** begin Material provided **

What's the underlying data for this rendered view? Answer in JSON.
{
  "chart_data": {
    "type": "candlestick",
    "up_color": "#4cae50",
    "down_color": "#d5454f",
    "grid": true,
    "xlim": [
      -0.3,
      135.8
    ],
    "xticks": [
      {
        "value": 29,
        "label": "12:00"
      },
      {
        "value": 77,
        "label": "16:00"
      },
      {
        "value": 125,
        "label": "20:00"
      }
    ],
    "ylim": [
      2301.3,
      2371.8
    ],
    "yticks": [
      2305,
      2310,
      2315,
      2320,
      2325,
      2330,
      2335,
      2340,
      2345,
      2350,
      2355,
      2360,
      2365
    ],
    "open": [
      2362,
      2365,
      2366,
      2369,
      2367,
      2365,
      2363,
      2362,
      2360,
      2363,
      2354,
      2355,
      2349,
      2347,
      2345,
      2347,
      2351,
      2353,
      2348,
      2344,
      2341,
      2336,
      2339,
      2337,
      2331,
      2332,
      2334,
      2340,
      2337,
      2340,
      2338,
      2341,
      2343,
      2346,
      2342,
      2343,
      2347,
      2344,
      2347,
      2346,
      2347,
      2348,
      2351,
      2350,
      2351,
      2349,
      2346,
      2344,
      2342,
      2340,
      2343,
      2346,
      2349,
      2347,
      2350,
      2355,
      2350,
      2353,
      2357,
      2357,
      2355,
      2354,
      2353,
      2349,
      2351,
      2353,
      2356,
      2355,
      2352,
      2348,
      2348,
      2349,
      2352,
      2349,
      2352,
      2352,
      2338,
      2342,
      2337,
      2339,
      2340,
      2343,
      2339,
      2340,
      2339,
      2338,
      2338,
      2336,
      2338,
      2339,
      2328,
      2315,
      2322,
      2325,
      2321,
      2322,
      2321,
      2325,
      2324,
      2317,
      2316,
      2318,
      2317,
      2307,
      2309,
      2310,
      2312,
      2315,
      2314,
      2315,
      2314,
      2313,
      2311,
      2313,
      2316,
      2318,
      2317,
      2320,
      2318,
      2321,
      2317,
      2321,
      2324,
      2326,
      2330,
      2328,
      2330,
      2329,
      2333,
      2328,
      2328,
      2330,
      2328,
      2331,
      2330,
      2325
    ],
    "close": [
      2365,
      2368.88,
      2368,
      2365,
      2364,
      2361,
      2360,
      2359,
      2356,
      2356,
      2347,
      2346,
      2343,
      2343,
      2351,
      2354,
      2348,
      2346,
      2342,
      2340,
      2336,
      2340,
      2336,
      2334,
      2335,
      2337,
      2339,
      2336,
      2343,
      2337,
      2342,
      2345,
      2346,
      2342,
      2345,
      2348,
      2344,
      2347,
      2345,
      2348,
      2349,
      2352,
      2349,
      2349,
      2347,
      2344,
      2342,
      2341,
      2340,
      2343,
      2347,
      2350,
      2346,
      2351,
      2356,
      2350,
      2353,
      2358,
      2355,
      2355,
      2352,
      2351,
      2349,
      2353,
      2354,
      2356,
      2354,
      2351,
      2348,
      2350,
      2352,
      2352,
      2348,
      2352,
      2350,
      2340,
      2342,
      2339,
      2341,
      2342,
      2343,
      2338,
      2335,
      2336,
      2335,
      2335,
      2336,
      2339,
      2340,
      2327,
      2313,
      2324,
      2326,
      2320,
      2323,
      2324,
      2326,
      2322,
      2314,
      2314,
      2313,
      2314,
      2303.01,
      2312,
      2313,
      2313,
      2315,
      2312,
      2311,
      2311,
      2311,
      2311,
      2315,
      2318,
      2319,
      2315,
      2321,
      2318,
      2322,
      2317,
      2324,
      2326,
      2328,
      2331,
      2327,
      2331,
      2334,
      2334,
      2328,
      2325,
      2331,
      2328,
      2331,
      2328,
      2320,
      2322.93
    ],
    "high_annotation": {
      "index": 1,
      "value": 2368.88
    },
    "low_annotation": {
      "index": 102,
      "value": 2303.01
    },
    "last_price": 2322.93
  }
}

** end Material provided **

Aim of the task: Return every line from the records above that holds the word "value".

Exercise solution:
        "value": 29,
        "value": 77,
        "value": 125,
      "value": 2368.88
      "value": 2303.01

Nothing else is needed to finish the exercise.